> What to work on:
Please copy every line of the records below that holds the word "Classification".
☆ ☆ ☆ ☆
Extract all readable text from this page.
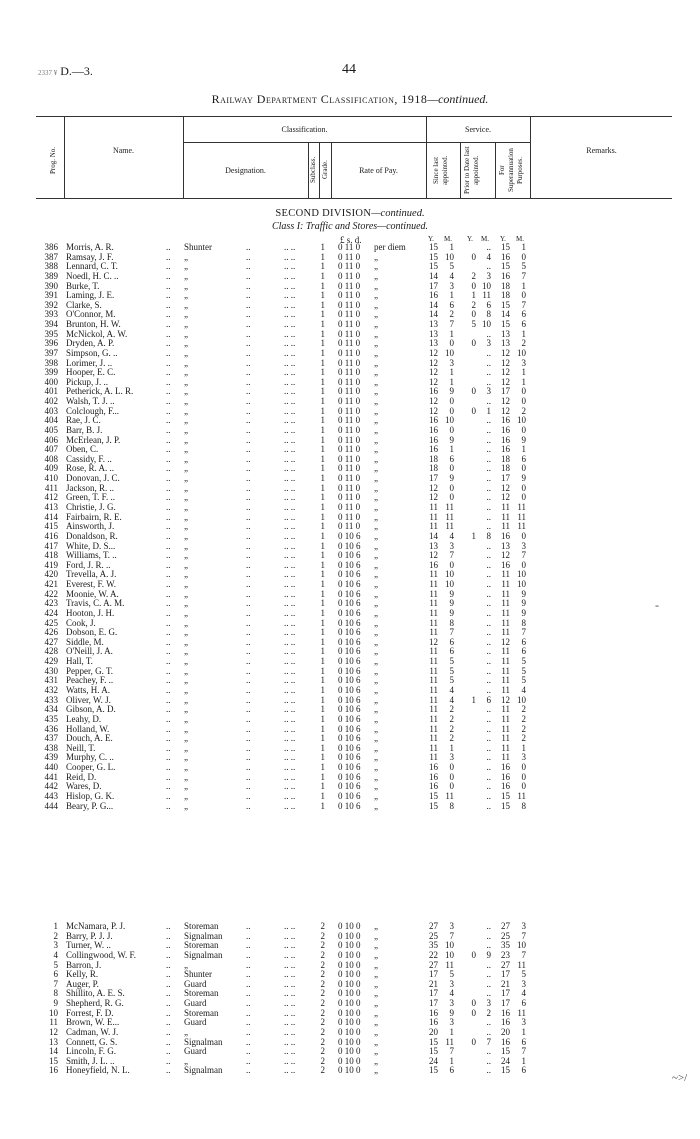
2337 ¥ D.—3.	44
Railway Department Classification, 1918—continued.
Prog. No.	Name.
Classification.
Designation.	Subclass. Grade.	Rate of Pay.
Service.
Since last appointed.	Prior to Date last appointed.	For Superannuation Purposes.
Remarks.
SECOND DIVISION—continued.
Class I: Traffic and Stores—continued.
£ s. d.	Y. M. Y. M. Y. M.
..	..	.. ..
386 Morris, A. R.	Shunter	1 0 11 0 per diem	15	1	..	15	1
..	..	.. ..
387 Ramsay, J. F.	„	1 0 11 0 „	15 10	0	4	16	0
..	..	.. ..
388 Lennard, C. T.	„	1 0 11 0 „	15	5	..	15	5
..	..	.. ..
389 Noedl, H. C. ..	„	1 0 11 0 „	14	4	2	3	16	7
..	..	.. ..
390 Burke, T.	„	1 0 11 0 „	17	3	0 10	18	1
..	..	.. ..
391 Laming, J. E.	„	1 0 11 0 „	16	1	1 11	18	0
..	..	.. ..
392 Clarke, S.	„	1 0 11 0 „	14	6	2	6	15	7
..	..	.. ..
393 O'Connor, M.	„	1 0 11 0 „	14	2	0	8	14	6
..	..	.. ..
394 Brunton, H. W.	„	1 0 11 0 „	13	7	5 10	15	6
..	..	.. ..
395 McNickol, A. W.	„	1 0 11 0 „	13	1	..	13	1
..	..	.. ..
396 Dryden, A. P.	„	1 0 11 0 „	13	0	0	3	13	2
..	..	.. ..
397 Simpson, G. ..	„	1 0 11 0 „	12 10	..	12 10
..	..	.. ..
398 Lorimer, J. ..	„	1 0 11 0 „	12	3	..	12	3
..	..	.. ..
399 Hooper, E. C.	„	1 0 11 0 „	12	1	..	12	1
..	..	.. ..
400 Pickup, J. ..	„	1 0 11 0 „	12	1	..	12	1
..	..	.. ..
401 Petherick, A. L. R.	„	1 0 11 0 „	16	9	0	3	17	0
..	..	.. ..
402 Walsh, T. J. ..	„	1 0 11 0 „	12	0	..	12	0
..	..	.. ..
403 Colclough, F...	„	1 0 11 0 „	12	0	0	1	12	2
..	..	.. ..
404 Rae, J. C.	„	1 0 11 0 „	16 10	..	16 10
..	..	.. ..
405 Barr, B. J.	„	1 0 11 0 „	16	0	..	16	0
..	..	.. ..
406 McErlean, J. P.	„	1 0 11 0 „	16	9	..	16	9
..	..	.. ..
407 Oben, C.	„	1 0 11 0 „	16	1	..	16	1
..	..	.. ..
408 Cassidy, F. ..	„	1 0 11 0 „	18	6	..	18	6
..	..	.. ..
409 Rose, R. A. ..	„	1 0 11 0 „	18	0	..	18	0
..	..	.. ..
410 Donovan, J. C.	„	1 0 11 0 „	17	9	..	17	9
..	..	.. ..
411 Jackson, R. ..	„	1 0 11 0 „	12	0	..	12	0
..	..	.. ..
412 Green, T. F. ..	„	1 0 11 0 „	12	0	..	12	0
..	..	.. ..
413 Christie, J. G.	„	1 0 11 0 „	11 11	..	11 11
..	..	.. ..
414 Fairbairn, R. E.	„	1 0 11 0 „	11 11	..	11 11
..	..	.. ..
415 Ainsworth, J.	„	1 0 11 0 „	11 11	..	11 11
..	..	.. ..
416 Donaldson, R.	„	1 0 10 6 „	14	4	1	8	16	0
..	..	.. ..
417 White, D. S...	„	1 0 10 6 „	13	3	..	13	3
..	..	.. ..
418 Williams, T. ..	„	1 0 10 6 „	12	7	..	12	7
..	..	.. ..
419 Ford, J. R. ..	„	1 0 10 6 „	16	0	..	16	0
..	..	.. ..
420 Trevella, A. J.	„	1 0 10 6 „	11 10	..	11 10
..	..	.. ..
421 Everest, F. W.	„	1 0 10 6 „	11 10	..	11 10
..	..	.. ..
422 Moonie, W. A.	„	1 0 10 6 „	11	9	..	11	9
..	..	.. ..
423 Travis, C. A. M.	„	1 0 10 6 „	11	9	..	11	9
..	..	.. ..
424 Hooton, J. H.	„	1 0 10 6 „	11	9	..	11	9
..	..	.. ..
425 Cook, J.	„	1 0 10 6 „	11	8	..	11	8
..	..	.. ..
426 Dobson, E. G.	„	1 0 10 6 „	11	7	..	11	7
..	..	.. ..
427 Siddle, M.	„	1 0 10 6 „	12	6	..	12	6
..	..	.. ..
428 O'Neill, J. A.	„	1 0 10 6 „	11	6	..	11	6
..	..	.. ..
429 Hall, T.	„	1 0 10 6 „	11	5	..	11	5
..	..	.. ..
430 Pepper, G. T.	„	1 0 10 6 „	11	5	..	11	5
..	..	.. ..
431 Peachey, F. ..	„	1 0 10 6 „	11	5	..	11	5
..	..	.. ..
432 Watts, H. A.	„	1 0 10 6 „	11	4	..	11	4
..	..	.. ..
433 Oliver, W. J.	„	1 0 10 6 „	11	4	1	6	12 10
..	..	.. ..
434 Gibson, A. D.	„	1 0 10 6 „	11	2	..	11	2
..	..	.. ..
435 Leahy, D.	„	1 0 10 6 „	11	2	..	11	2
..	..	.. ..
436 Holland, W.	„	1 0 10 6 „	11	2	..	11	2
..	..	.. ..
437 Douch, A. E.	„	1 0 10 6 „	11	2	..	11	2
..	..	.. ..
438 Neill, T.	„	1 0 10 6 „	11	1	..	11	1
..	..	.. ..
439 Murphy, C. ..	„	1 0 10 6 „	11	3	..	11	3
..	..	.. ..
440 Cooper, G. L.	„	1 0 10 6 „	16	0	..	16	0
..	..	.. ..
441 Reid, D.	„	1 0 10 6 „	16	0	..	16	0
..	..	.. ..
442 Wares, D.	„	1 0 10 6 „	16	0	..	16	0
..	..	.. ..
443 Hislop, G. K.	„	1 0 10 6 „	15 11	..	15 11
..	..	.. ..
444 Beary, P. G...	„	1 0 10 6 „	15	8	..	15	8
..	..	.. ..
1 McNamara, P. J.	Storeman	2 0 10 0 „	27	3	..	27	3
..	..	.. ..
2 Barry, P. J. J.	Signalman	2 0 10 0 „	25	7	..	25	7
..	..	.. ..
3 Turner, W. ..	Storeman	2 0 10 0 „	35 10	..	35 10
..	..	.. ..
4 Collingwood, W. F.	Signalman	2 0 10 0 „	22 10	0	9	23	7
..	..	.. ..
5 Barron, J.	„	2 0 10 0 „	27 11	..	27 11
..	..	.. ..
6 Kelly, R.	Shunter	2 0 10 0 „	17	5	..	17	5
..	..	.. ..
7 Auger, P.	Guard	2 0 10 0 „	21	3	..	21	3
..	..	.. ..
8 Shillito, A. E. S.	Storeman	2 0 10 0 „	17	4	..	17	4
..	..	.. ..
9 Shepherd, R. G.	Guard	2 0 10 0 „	17	3	0	3	17	6
..	..	.. ..
10 Forrest, F. D.	Storeman	2 0 10 0 „	16	9	0	2	16 11
..	..	.. ..
11 Brown, W. E...	Guard	2 0 10 0 „	16	3	..	16	3
..	..	.. ..
12 Cadman, W. J.	„	2 0 10 0 „	20	1	..	20	1
..	..	.. ..
13 Connett, G. S.	Signalman	2 0 10 0 „	15 11	0	7	16	6
..	..	.. ..
14 Lincoln, F. G.	Guard	2 0 10 0 „	15	7	..	15	7
..	..	.. ..
15 Smith, J. L. ..	„	2 0 10 0 „	24	1	..	24	1
..	..	.. ..
16 Honeyfield, N. L.	Signalman	2 0 10 0 „	15	6	..	15	6
-
~>/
☆ ☆ ☆ ☆
> Expected answer:
Railway Department Classification, 1918—continued.
Classification.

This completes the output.